■ OBJECTIVE
Could you gather and copy out every line of the listing below that contains the string "customer"?

■ GIVEN DATA
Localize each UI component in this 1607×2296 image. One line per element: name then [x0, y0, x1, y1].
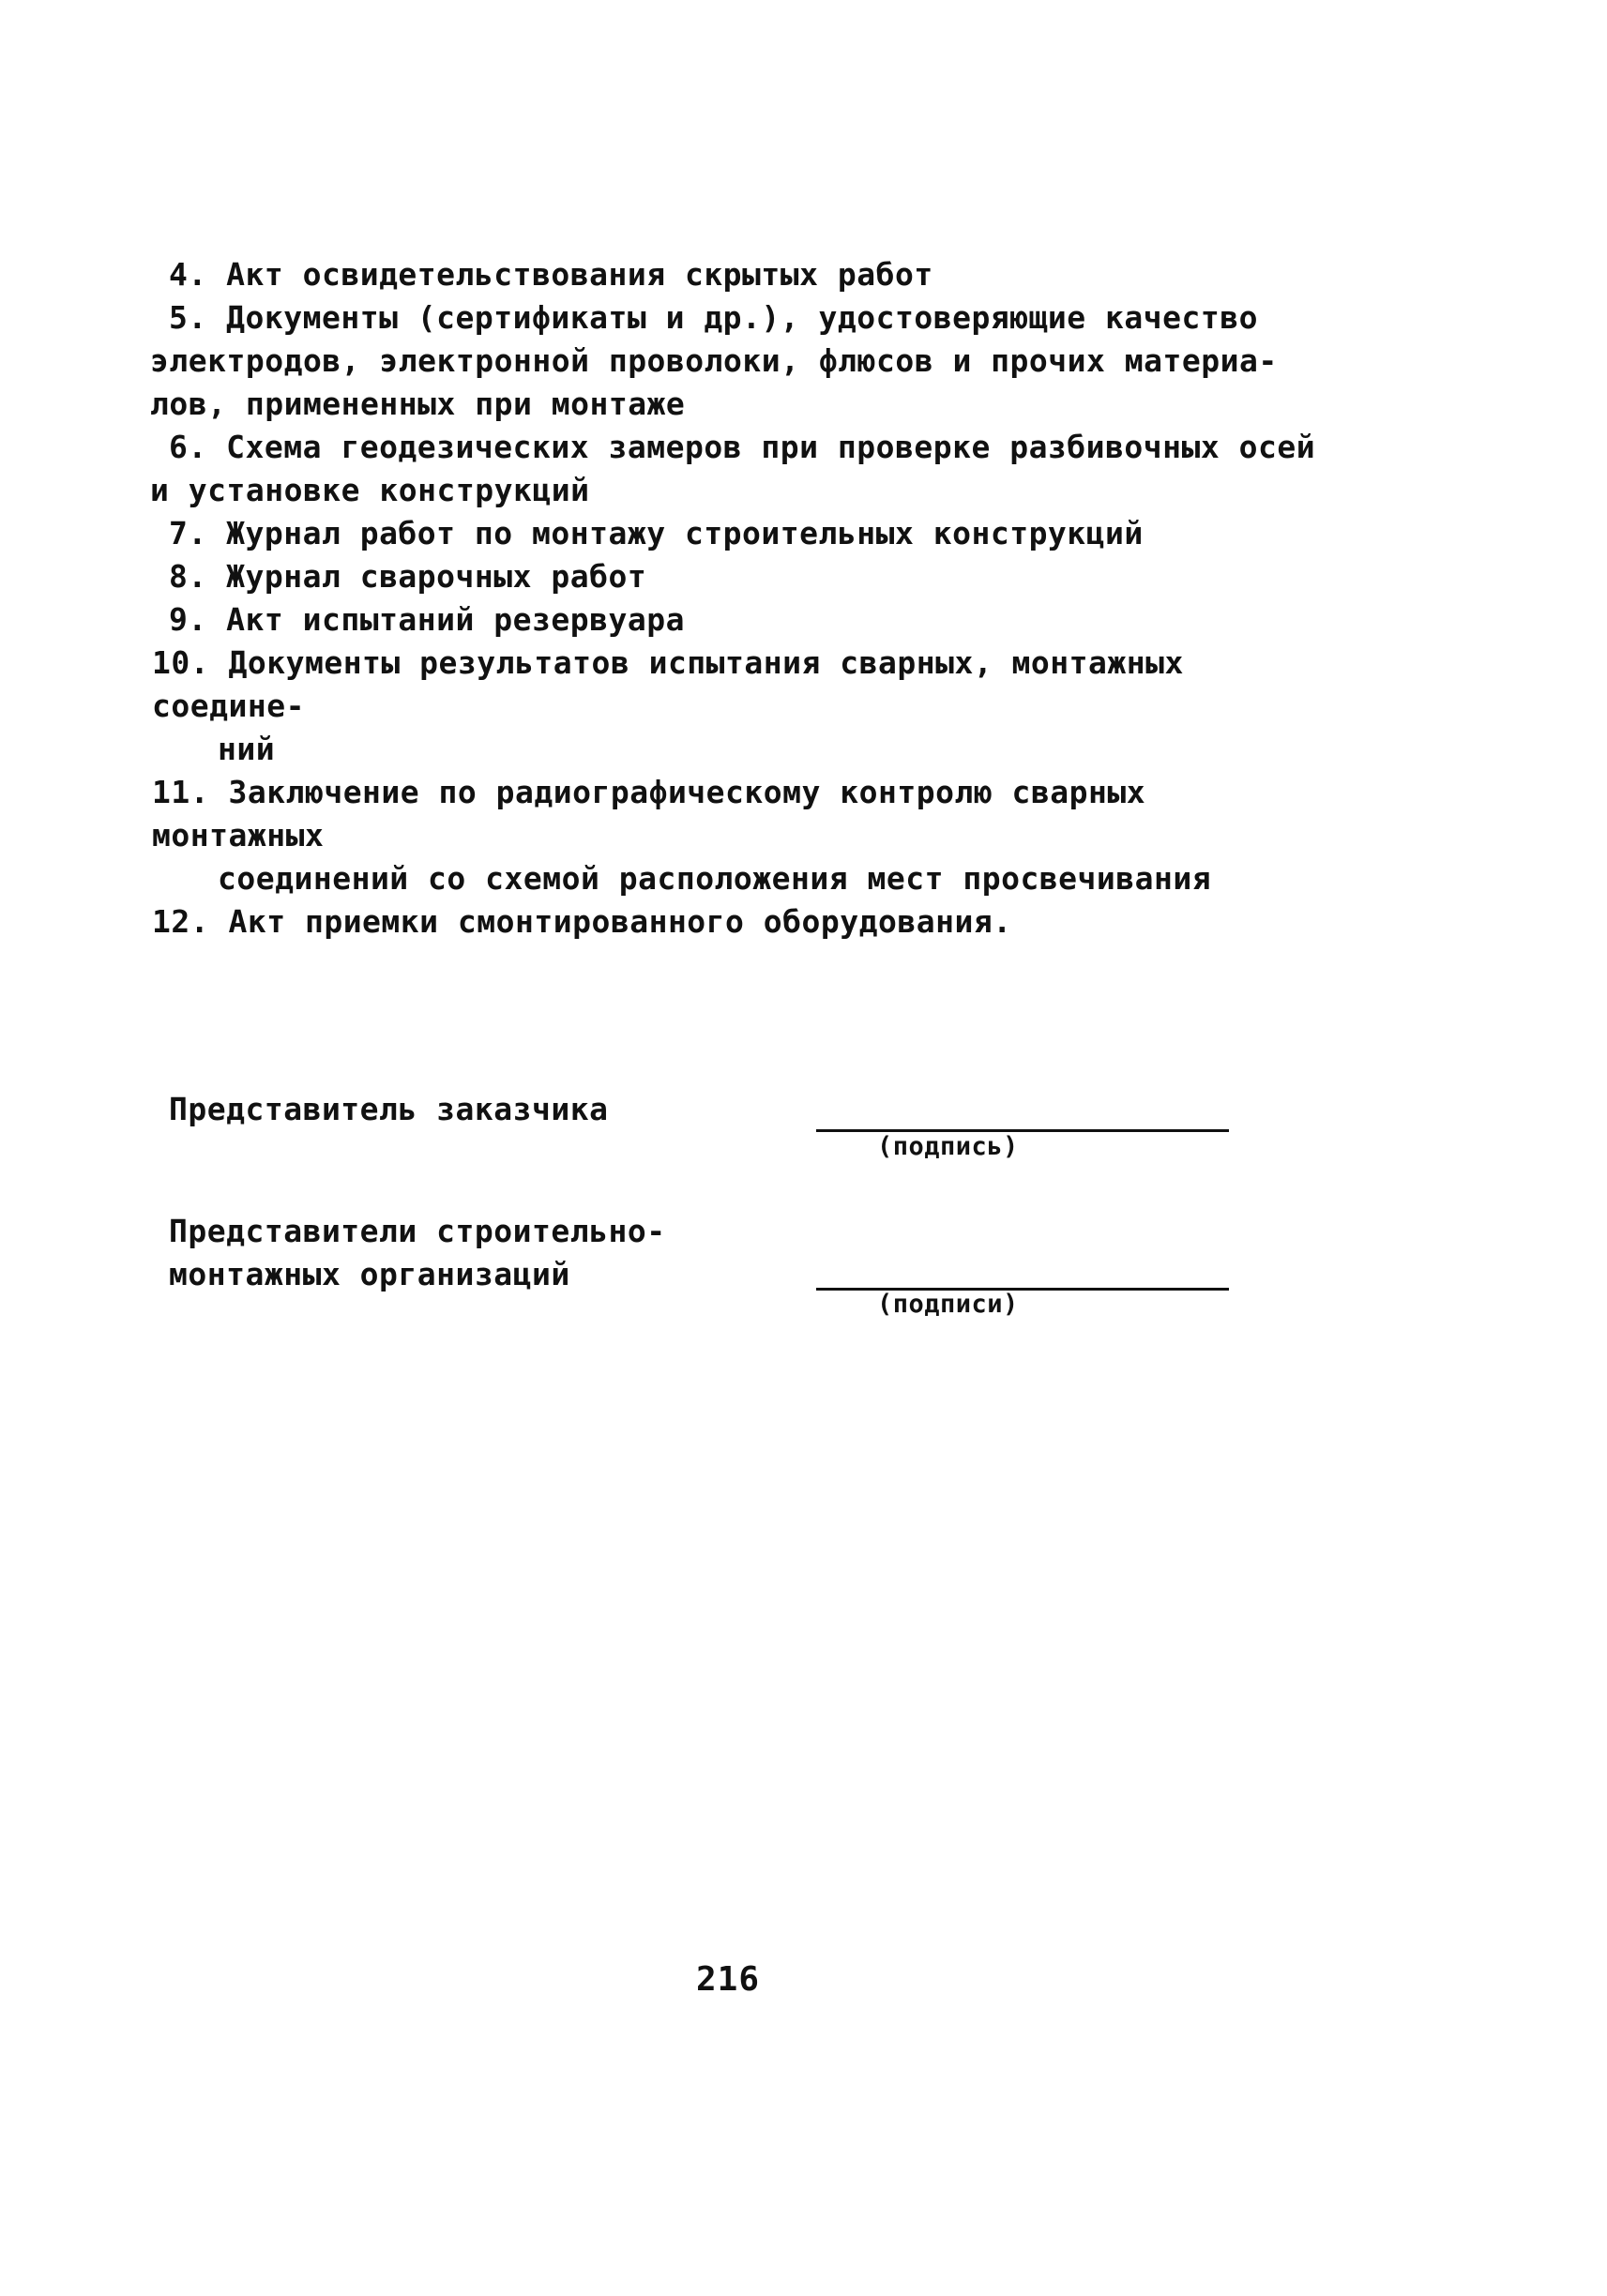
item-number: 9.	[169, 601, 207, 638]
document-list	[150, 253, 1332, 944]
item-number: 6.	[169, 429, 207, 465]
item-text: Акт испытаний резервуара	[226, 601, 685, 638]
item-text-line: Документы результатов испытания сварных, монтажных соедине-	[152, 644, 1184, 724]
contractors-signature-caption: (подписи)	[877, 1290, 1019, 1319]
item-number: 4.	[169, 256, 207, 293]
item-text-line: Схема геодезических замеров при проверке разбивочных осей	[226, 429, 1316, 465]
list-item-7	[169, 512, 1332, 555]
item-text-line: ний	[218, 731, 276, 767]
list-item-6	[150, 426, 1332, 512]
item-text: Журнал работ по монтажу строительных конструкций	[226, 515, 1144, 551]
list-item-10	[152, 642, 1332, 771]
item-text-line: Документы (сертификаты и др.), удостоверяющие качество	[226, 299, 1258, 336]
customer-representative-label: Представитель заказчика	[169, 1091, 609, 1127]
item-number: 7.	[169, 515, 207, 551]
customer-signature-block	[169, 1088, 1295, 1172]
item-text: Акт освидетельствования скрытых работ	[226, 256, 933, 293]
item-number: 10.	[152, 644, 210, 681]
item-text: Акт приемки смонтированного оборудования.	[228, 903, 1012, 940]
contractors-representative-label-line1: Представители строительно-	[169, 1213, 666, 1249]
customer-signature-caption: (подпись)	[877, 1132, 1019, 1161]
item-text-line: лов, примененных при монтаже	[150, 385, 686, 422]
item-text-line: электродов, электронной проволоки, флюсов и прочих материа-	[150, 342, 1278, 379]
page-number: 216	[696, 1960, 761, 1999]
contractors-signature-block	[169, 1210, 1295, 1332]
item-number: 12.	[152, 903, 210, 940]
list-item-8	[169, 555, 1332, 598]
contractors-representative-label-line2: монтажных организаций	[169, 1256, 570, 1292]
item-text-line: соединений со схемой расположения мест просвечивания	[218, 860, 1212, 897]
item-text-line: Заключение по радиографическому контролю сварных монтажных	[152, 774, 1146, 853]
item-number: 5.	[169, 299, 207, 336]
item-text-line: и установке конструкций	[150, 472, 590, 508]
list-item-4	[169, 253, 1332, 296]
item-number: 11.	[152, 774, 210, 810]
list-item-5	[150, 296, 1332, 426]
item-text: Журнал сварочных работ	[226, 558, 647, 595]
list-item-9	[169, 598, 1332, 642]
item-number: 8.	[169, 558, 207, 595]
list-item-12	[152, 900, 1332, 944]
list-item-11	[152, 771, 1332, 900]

■ EXERCISE SOLUTION
customer-representative-label: Представитель заказчика	[169, 1091, 609, 1127]
customer-signature-block	[169, 1088, 1295, 1172]
customer-signature-caption: (подпись)	[877, 1132, 1019, 1161]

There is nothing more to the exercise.